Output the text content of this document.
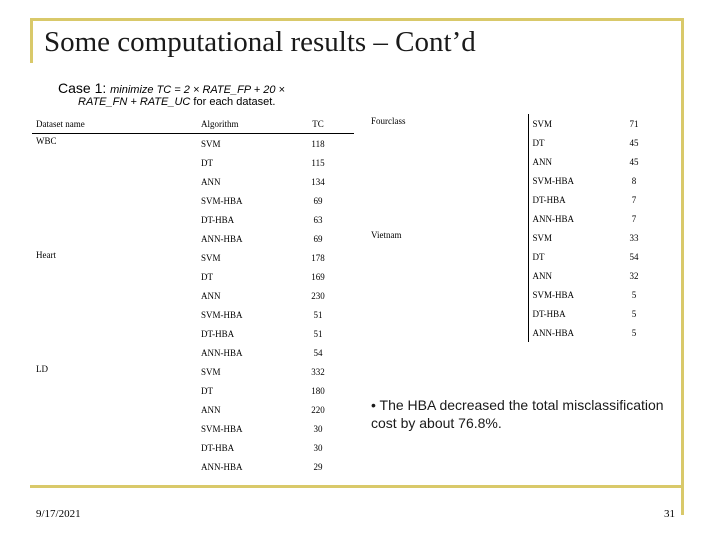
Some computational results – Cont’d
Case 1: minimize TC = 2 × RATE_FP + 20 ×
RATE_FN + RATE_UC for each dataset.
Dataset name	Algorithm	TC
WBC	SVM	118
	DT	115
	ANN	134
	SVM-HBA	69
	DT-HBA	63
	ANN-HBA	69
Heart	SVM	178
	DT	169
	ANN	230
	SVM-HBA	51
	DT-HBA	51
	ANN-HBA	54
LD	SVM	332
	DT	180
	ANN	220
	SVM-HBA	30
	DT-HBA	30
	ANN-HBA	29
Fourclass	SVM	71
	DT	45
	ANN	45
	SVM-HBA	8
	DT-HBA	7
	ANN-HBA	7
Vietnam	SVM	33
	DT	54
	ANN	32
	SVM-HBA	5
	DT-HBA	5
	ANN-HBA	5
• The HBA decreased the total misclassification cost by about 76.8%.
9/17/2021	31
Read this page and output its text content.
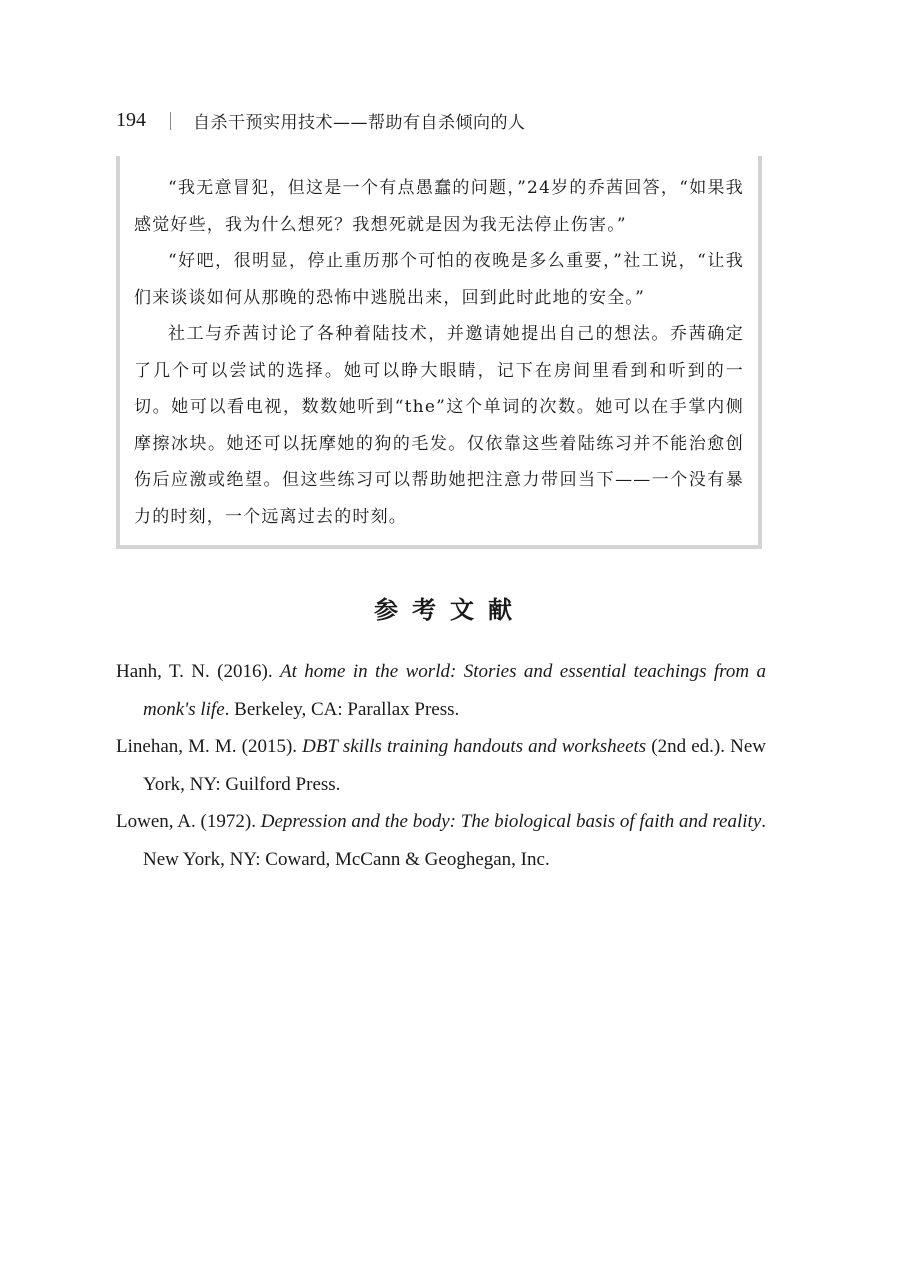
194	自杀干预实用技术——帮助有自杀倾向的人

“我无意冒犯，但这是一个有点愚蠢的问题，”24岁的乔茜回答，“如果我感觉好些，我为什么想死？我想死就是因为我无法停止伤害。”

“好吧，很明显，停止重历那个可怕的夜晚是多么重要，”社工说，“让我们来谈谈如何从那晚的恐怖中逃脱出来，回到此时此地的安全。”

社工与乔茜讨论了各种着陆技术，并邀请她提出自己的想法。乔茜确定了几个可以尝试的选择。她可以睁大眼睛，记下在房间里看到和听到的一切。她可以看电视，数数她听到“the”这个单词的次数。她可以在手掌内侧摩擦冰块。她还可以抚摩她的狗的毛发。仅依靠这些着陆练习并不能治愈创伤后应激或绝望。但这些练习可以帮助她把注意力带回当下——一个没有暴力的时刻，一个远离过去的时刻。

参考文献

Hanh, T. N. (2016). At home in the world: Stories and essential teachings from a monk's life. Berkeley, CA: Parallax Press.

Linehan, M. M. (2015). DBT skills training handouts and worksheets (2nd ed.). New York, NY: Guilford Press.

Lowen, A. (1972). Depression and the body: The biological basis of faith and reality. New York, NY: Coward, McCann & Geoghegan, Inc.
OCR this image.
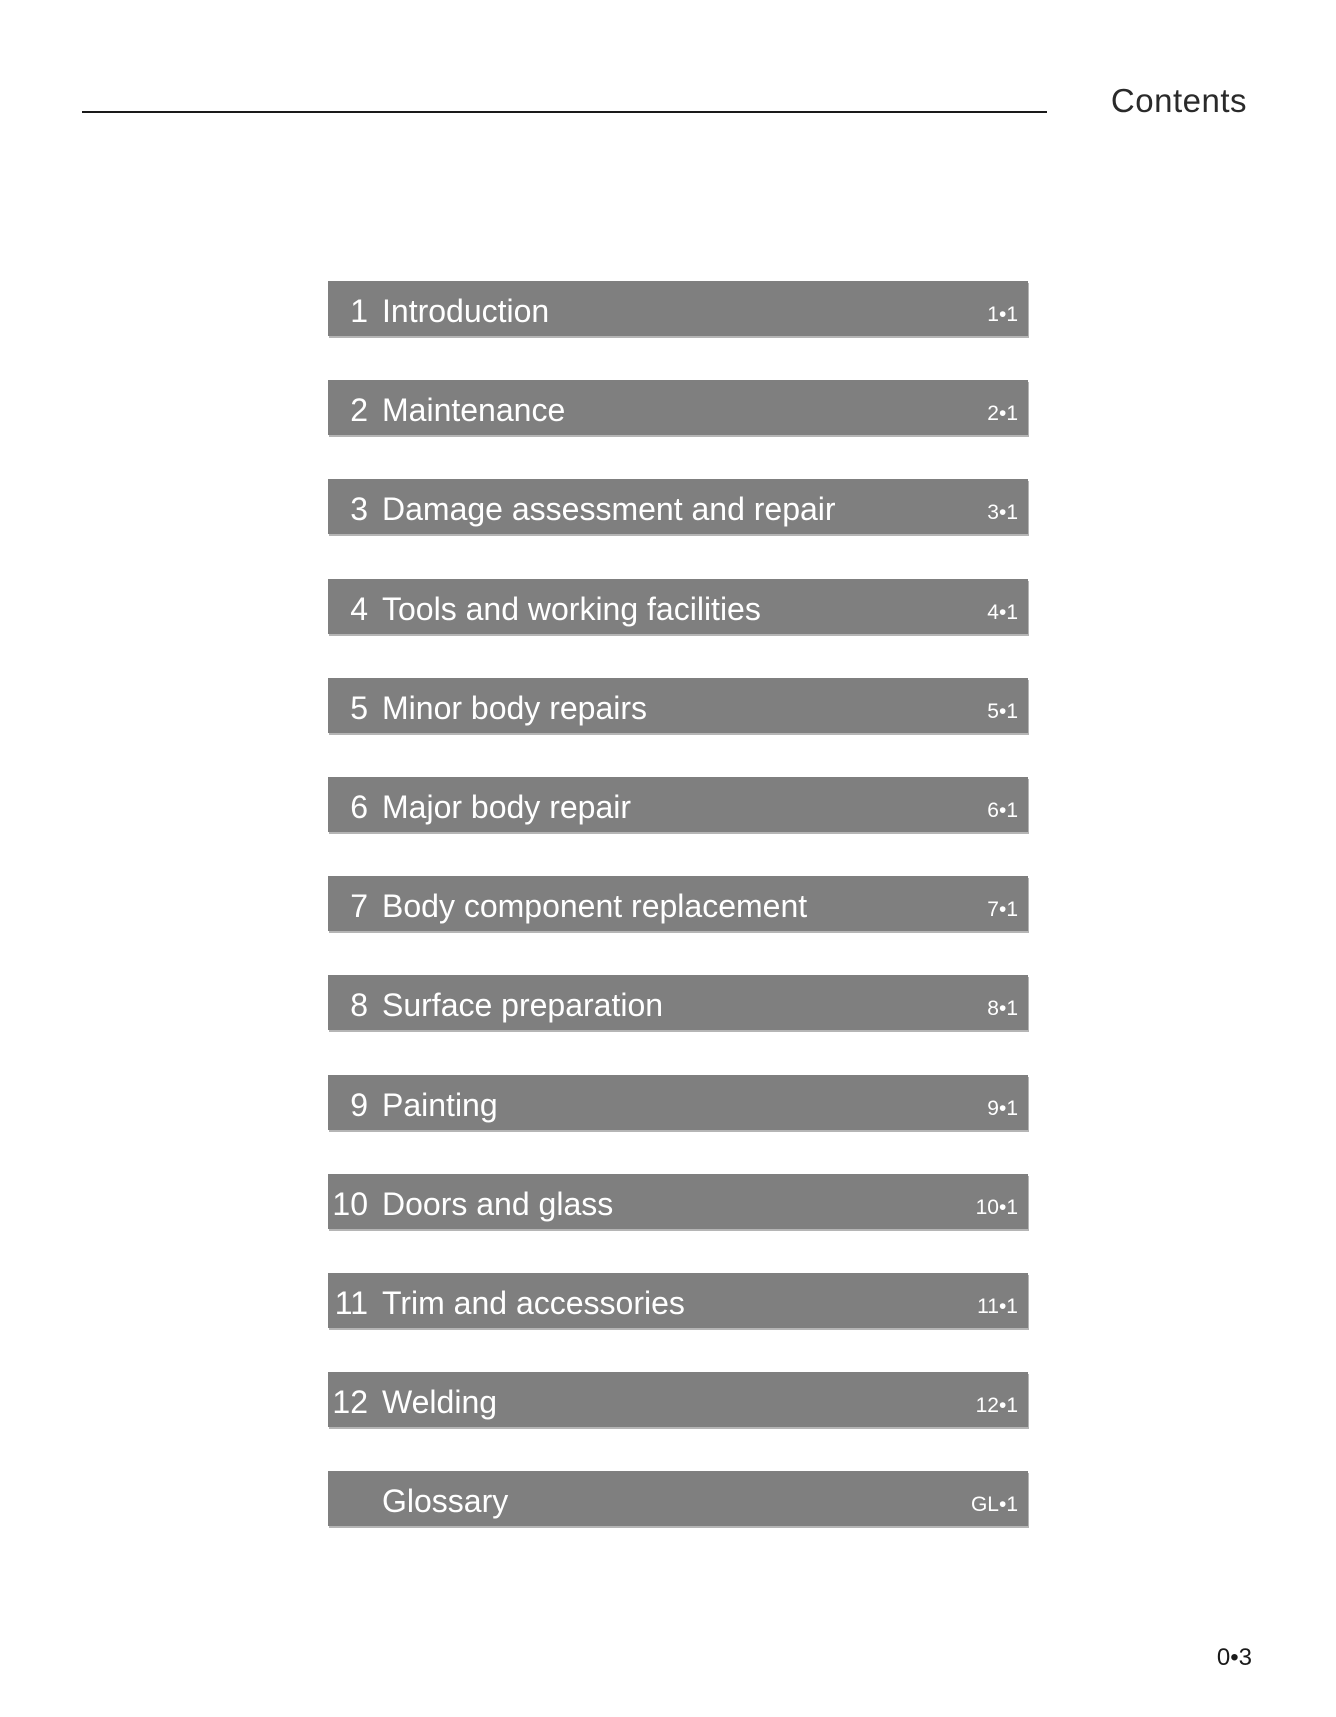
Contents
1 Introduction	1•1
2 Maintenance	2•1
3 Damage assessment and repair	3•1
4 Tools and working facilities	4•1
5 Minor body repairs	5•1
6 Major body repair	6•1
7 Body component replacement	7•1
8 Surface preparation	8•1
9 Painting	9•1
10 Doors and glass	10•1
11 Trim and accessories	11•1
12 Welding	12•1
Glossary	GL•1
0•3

WHAT IS ASKED
Make a list of all lines in the data that contain "York".

WRITTEN ANSWER
Linehan, M. M. (2015). DBT skills training handouts and worksheets (2nd ed.). New York, NY: Guilford Press.
Lowen, A. (1972). Depression and the body: The biological basis of faith and reality. New York, NY: Coward, McCann & Geoghegan, Inc.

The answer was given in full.